[Start Dataset extract]
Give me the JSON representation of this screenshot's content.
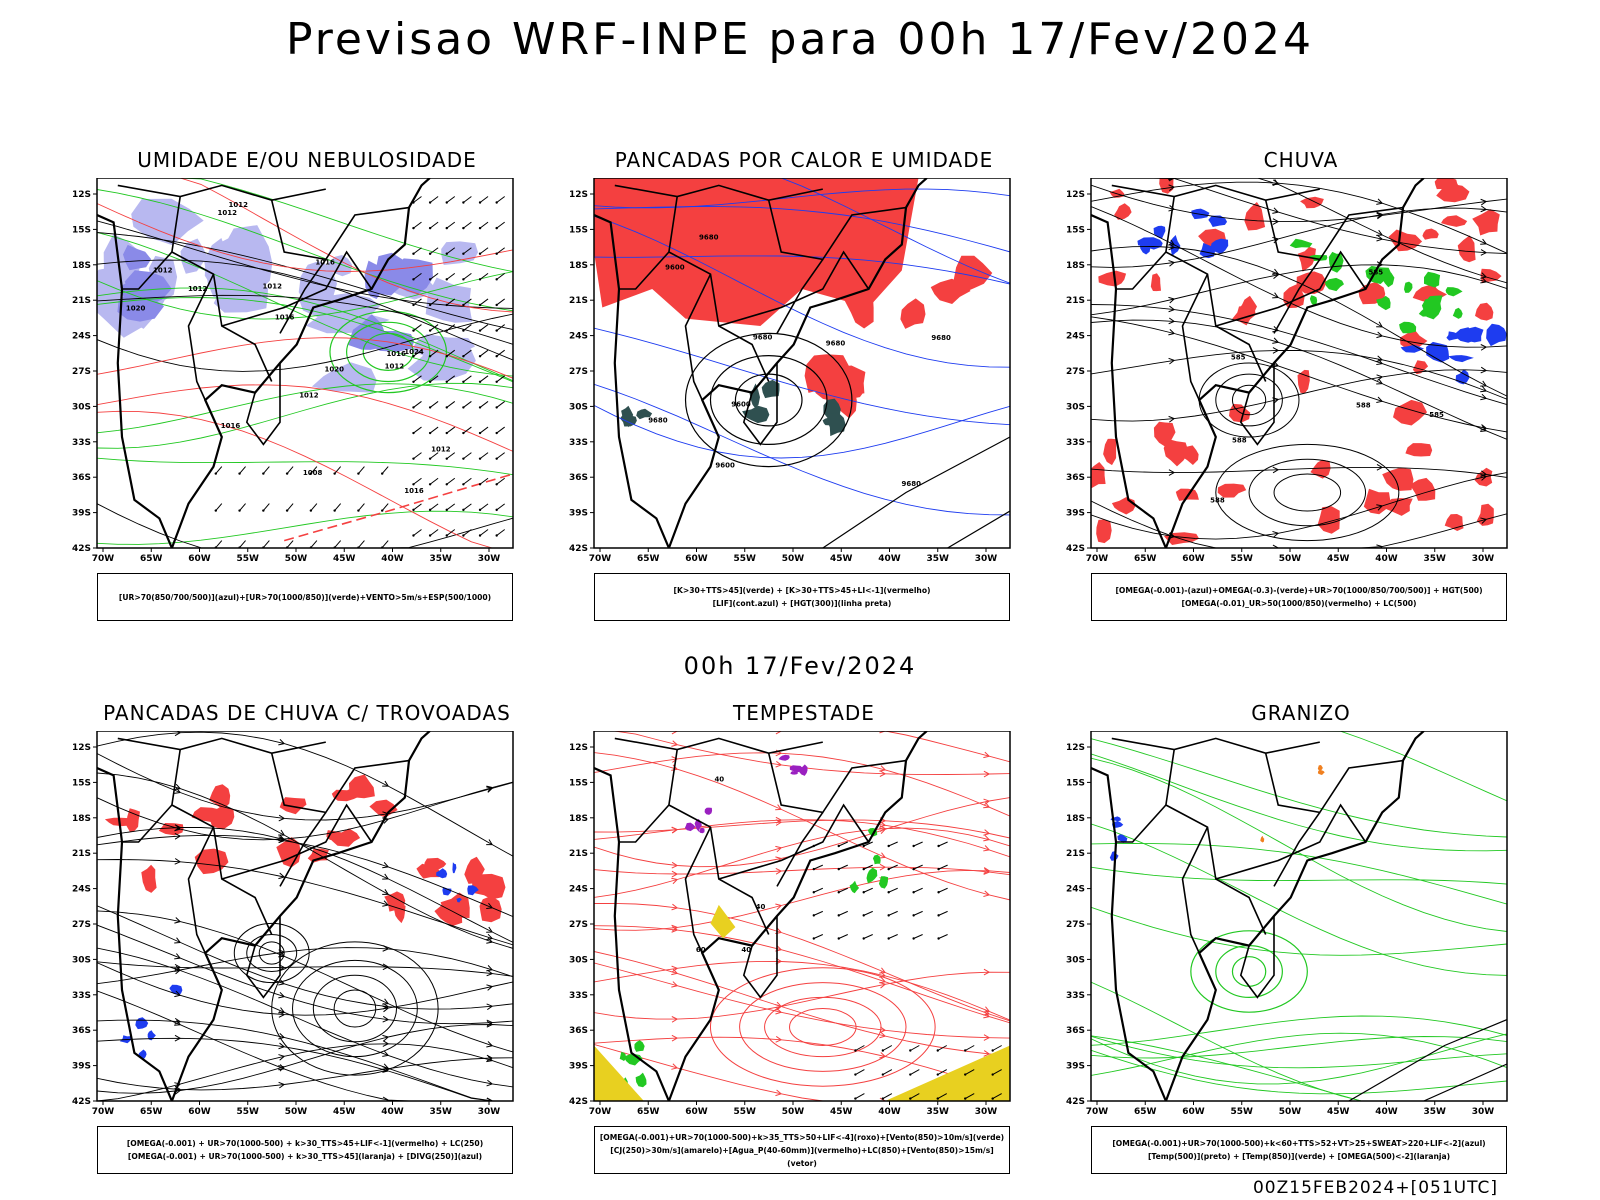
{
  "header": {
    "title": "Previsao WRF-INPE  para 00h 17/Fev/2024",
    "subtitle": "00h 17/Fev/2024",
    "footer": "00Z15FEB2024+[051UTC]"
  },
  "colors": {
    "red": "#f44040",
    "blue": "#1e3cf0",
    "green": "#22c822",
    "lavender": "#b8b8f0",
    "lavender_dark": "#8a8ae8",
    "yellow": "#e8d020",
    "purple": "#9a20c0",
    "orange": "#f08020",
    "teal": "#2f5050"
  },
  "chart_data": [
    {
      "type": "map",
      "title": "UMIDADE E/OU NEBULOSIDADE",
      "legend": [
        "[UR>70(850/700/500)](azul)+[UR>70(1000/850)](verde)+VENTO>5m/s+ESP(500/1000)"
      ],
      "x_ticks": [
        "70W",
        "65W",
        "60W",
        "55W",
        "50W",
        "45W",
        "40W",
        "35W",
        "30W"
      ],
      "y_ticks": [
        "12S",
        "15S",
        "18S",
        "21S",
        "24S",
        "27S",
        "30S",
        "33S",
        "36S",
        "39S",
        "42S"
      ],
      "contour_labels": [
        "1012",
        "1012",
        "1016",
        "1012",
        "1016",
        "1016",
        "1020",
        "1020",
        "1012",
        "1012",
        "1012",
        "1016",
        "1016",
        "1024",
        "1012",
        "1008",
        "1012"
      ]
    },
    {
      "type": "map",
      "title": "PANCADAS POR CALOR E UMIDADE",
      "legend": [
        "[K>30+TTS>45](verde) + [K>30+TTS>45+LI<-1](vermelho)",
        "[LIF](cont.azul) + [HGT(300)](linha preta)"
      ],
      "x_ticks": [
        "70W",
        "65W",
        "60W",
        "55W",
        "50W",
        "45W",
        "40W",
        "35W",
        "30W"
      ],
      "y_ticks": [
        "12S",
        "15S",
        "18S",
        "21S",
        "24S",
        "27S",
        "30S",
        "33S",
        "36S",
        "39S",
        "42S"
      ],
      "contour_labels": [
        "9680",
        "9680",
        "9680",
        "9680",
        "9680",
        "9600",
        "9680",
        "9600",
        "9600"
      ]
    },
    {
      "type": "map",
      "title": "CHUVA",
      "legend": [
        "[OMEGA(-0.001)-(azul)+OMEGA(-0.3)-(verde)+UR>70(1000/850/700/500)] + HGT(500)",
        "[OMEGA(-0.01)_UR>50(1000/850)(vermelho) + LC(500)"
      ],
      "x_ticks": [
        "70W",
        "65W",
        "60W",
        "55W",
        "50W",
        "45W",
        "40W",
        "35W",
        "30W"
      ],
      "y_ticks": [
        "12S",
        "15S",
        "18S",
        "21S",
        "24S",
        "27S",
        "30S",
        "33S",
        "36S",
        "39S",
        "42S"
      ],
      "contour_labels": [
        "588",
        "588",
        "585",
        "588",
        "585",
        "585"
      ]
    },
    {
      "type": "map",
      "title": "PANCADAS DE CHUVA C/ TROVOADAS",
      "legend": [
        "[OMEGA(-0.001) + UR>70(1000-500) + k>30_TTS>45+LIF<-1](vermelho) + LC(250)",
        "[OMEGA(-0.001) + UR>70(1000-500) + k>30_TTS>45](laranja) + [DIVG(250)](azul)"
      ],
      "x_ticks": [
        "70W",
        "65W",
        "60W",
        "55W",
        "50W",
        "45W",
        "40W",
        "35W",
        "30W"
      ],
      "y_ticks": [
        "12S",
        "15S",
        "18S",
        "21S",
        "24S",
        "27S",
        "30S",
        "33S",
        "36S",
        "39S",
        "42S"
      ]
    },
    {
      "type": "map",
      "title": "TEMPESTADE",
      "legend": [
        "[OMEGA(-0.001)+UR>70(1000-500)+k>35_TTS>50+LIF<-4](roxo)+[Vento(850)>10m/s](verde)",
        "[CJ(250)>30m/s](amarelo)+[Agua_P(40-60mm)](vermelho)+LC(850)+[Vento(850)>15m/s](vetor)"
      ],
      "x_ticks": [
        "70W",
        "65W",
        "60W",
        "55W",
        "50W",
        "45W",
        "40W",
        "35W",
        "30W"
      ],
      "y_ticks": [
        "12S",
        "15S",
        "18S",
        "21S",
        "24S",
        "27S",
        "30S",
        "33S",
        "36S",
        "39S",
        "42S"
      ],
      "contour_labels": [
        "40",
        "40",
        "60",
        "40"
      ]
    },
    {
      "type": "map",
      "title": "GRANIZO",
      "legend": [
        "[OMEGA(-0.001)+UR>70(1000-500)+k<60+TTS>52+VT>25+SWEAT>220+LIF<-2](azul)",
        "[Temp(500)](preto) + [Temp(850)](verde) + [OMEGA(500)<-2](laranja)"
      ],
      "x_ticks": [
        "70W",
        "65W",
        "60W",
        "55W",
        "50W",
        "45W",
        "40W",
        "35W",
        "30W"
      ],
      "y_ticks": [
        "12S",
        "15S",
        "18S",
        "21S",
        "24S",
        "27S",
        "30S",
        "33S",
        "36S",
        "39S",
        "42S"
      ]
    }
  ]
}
[End Dataset extract]
[Start Dataset extract]
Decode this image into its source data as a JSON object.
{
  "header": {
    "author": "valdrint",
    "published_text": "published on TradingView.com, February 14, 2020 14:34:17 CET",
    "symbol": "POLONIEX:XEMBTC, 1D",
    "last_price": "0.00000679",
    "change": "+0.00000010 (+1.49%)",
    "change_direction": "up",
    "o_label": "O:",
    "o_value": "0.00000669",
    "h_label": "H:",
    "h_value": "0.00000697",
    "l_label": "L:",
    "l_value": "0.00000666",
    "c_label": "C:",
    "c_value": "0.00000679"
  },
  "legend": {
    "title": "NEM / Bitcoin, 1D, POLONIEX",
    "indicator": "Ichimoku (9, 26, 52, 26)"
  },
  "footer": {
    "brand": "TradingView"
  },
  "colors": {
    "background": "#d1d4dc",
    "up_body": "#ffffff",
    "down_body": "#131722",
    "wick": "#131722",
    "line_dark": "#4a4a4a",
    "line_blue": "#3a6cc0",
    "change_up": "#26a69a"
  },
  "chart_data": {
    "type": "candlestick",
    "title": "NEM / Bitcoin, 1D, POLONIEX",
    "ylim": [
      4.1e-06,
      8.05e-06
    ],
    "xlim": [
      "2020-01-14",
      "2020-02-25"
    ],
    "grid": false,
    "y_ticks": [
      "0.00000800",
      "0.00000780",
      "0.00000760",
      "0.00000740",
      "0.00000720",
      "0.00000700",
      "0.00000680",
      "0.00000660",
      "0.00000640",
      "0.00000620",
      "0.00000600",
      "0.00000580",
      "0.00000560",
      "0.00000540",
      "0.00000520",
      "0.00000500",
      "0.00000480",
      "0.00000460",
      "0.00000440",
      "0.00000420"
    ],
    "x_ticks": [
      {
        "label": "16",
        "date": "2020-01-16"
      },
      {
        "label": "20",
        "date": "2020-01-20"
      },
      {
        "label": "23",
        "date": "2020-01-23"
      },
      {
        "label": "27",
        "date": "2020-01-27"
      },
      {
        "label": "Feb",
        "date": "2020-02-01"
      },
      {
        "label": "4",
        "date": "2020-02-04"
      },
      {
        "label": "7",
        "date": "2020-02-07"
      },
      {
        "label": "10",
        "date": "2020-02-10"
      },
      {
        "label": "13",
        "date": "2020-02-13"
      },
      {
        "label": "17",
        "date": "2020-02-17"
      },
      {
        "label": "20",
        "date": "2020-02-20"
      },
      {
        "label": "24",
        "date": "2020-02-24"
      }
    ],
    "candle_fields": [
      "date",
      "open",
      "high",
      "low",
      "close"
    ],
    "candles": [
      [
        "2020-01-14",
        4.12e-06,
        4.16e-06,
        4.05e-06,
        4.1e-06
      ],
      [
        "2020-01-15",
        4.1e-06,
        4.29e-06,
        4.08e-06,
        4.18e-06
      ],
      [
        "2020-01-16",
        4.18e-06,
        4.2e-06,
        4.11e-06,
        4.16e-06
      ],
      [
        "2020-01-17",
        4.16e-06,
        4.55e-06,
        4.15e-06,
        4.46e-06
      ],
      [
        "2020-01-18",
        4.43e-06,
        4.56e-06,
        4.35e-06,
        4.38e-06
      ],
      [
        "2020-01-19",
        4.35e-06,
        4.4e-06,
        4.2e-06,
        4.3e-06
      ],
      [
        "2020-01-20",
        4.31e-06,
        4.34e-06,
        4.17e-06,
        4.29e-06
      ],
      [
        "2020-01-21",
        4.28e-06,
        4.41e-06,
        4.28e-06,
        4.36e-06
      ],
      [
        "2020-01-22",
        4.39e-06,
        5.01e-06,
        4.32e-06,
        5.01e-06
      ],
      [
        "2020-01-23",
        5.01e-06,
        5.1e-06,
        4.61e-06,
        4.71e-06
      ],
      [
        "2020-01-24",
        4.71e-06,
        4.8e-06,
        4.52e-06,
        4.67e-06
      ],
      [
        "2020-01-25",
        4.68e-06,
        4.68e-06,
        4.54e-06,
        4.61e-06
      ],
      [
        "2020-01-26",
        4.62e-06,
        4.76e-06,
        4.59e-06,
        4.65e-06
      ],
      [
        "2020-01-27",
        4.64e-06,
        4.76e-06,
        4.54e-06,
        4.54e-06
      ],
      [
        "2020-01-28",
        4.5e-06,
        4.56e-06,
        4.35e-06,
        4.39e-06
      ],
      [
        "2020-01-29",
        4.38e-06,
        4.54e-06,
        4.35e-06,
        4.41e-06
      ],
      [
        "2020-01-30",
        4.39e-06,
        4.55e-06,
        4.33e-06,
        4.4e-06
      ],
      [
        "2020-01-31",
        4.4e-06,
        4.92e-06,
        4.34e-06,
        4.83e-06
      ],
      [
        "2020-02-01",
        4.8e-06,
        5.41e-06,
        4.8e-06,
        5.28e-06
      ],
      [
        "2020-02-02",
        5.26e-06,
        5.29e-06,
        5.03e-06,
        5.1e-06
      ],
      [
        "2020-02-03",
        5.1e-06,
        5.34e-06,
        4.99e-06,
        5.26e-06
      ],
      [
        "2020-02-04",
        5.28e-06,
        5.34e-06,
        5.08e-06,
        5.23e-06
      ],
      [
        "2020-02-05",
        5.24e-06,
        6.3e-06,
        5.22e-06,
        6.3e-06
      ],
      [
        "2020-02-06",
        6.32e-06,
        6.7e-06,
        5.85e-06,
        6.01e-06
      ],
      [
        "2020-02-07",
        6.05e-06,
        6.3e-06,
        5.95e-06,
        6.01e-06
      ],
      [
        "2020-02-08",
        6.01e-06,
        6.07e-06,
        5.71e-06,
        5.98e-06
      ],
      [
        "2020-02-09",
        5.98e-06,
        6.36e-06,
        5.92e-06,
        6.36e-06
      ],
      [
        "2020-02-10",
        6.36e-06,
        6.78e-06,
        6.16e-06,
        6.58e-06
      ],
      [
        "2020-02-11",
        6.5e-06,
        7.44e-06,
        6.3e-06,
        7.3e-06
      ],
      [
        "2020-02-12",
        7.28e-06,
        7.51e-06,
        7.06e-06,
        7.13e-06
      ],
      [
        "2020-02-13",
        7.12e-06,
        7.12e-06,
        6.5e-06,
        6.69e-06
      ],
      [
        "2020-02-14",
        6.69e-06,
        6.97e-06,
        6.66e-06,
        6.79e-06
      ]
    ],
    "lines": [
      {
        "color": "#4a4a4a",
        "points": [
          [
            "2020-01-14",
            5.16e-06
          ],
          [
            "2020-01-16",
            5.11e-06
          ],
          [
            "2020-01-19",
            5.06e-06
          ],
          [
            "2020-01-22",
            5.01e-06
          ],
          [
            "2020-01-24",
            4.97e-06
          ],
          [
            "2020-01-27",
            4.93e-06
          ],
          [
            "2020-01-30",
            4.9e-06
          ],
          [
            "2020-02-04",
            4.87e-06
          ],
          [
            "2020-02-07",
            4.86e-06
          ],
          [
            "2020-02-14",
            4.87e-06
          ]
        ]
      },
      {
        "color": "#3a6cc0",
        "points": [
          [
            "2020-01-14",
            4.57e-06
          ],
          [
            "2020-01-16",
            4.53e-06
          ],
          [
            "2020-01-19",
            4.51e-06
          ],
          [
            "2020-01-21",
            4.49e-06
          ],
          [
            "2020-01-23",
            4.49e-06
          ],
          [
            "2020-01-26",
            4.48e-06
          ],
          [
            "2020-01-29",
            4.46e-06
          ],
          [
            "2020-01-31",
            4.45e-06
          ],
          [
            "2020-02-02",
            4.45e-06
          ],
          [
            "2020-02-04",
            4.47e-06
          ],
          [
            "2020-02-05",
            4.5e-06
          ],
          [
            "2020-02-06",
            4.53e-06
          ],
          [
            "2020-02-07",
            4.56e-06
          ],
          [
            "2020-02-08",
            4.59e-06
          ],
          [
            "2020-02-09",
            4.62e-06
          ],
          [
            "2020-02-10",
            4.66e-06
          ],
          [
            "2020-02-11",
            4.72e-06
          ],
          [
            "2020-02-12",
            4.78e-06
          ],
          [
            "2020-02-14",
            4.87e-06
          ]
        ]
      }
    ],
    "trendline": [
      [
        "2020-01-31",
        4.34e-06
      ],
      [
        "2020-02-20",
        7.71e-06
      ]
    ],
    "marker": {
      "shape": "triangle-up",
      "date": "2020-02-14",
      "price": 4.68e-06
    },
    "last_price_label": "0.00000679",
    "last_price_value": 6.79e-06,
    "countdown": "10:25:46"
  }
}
[End Dataset extract]
[Start Dataset extract]
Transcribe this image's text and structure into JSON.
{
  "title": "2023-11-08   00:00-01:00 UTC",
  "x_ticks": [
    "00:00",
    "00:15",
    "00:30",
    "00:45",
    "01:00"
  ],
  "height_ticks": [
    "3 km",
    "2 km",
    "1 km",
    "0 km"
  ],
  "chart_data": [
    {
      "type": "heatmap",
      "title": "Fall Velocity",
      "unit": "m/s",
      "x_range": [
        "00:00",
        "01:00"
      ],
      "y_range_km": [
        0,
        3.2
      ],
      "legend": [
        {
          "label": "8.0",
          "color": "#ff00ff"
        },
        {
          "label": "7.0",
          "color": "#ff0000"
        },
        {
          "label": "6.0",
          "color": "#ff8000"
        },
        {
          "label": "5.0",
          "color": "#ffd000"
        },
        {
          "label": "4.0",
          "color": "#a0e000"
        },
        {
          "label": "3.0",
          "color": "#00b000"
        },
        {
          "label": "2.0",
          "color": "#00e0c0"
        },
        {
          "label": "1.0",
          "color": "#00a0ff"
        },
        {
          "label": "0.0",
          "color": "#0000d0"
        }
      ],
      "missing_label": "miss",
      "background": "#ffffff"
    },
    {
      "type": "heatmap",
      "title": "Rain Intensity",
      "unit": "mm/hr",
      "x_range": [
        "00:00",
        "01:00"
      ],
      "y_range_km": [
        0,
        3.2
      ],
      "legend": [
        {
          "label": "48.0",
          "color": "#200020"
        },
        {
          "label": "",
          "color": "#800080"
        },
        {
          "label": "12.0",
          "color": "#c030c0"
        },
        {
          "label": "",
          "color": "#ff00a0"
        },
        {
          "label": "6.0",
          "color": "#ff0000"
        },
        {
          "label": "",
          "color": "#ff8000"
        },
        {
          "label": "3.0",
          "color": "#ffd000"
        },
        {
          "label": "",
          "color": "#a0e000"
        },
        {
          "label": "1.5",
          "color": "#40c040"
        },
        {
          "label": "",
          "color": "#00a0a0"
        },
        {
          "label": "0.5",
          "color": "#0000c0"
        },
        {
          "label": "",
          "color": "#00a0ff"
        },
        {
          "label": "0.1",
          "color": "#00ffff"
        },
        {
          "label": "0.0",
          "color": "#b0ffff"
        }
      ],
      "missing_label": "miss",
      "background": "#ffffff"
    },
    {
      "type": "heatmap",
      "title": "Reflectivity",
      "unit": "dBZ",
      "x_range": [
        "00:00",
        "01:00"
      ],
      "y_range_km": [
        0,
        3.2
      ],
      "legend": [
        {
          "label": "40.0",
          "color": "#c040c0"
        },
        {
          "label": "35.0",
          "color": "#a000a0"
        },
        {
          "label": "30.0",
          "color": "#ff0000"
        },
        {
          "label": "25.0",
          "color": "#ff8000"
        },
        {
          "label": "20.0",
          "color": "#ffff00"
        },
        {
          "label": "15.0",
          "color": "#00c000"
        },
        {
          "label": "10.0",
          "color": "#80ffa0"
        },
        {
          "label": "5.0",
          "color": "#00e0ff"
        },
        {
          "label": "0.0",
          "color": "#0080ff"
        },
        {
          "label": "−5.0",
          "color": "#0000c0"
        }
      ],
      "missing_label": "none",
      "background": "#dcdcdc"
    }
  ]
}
[End Dataset extract]
- Exercise:
Which lines include "image"? Copy each of them out.

- Answer to this exercise:
Decode this image into its source data as a JSON object.
Transcribe this image's text and structure into JSON.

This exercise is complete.